[Items excerpted from a collection]
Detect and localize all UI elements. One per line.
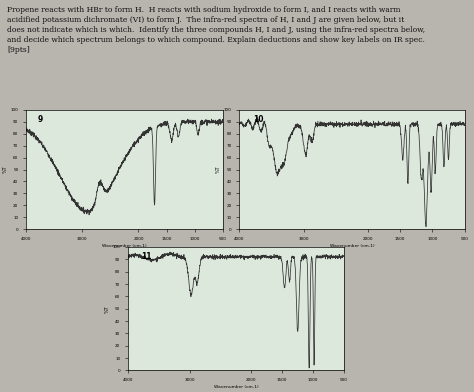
Y-axis label: %T: %T [105, 305, 110, 312]
Y-axis label: %T: %T [3, 166, 8, 173]
Text: 9: 9 [38, 115, 43, 124]
X-axis label: Wavenumber (cm-1): Wavenumber (cm-1) [213, 385, 258, 389]
Y-axis label: %T: %T [216, 166, 221, 173]
X-axis label: Wavenumber (cm-1): Wavenumber (cm-1) [329, 244, 374, 248]
X-axis label: Wavenumber (cm-1): Wavenumber (cm-1) [102, 244, 147, 248]
Text: Propene reacts with HBr to form H.  H reacts with sodium hydroxide to form I, an: Propene reacts with HBr to form H. H rea… [7, 6, 425, 54]
Text: 10: 10 [253, 115, 264, 124]
Text: 11: 11 [141, 252, 151, 261]
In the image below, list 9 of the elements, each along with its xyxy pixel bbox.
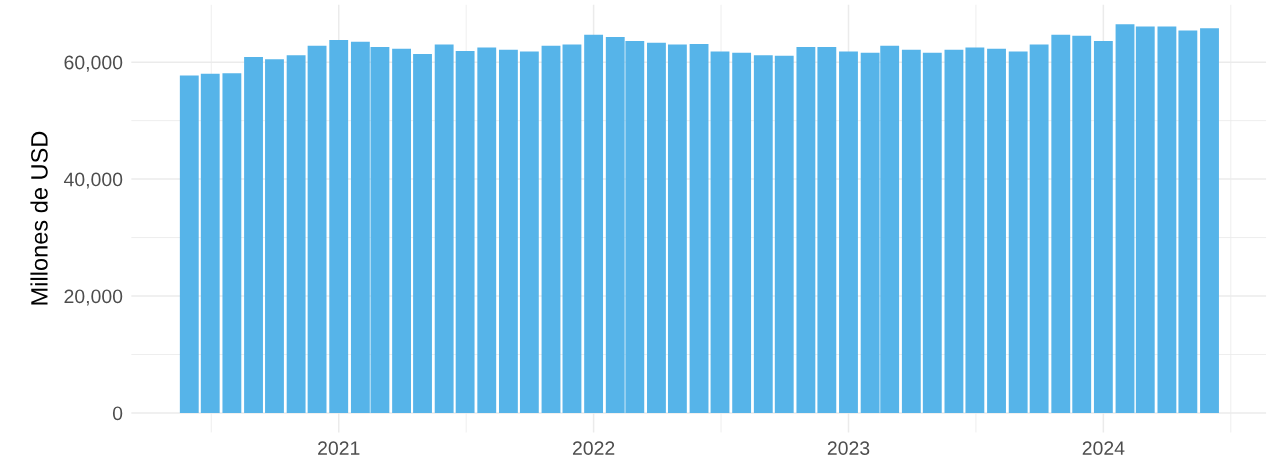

## Problem requirements
Quote every line of the items above verbatim, omitting the pictures from your answer.

## Written answer
Detect and localize all UI elements. One per line.
Y-axis label: %T: %T [105, 305, 110, 312]
Y-axis label: %T: %T [3, 166, 8, 173]
Text: 9: 9 [38, 115, 43, 124]
X-axis label: Wavenumber (cm-1): Wavenumber (cm-1) [213, 385, 258, 389]
Y-axis label: %T: %T [216, 166, 221, 173]
X-axis label: Wavenumber (cm-1): Wavenumber (cm-1) [329, 244, 374, 248]
X-axis label: Wavenumber (cm-1): Wavenumber (cm-1) [102, 244, 147, 248]
Text: Propene reacts with HBr to form H.  H reacts with sodium hydroxide to form I, an: Propene reacts with HBr to form H. H rea… [7, 6, 425, 54]
Text: 10: 10 [253, 115, 264, 124]
Text: 11: 11 [141, 252, 151, 261]
In the image below, list 9 of the elements, each along with its xyxy pixel bbox.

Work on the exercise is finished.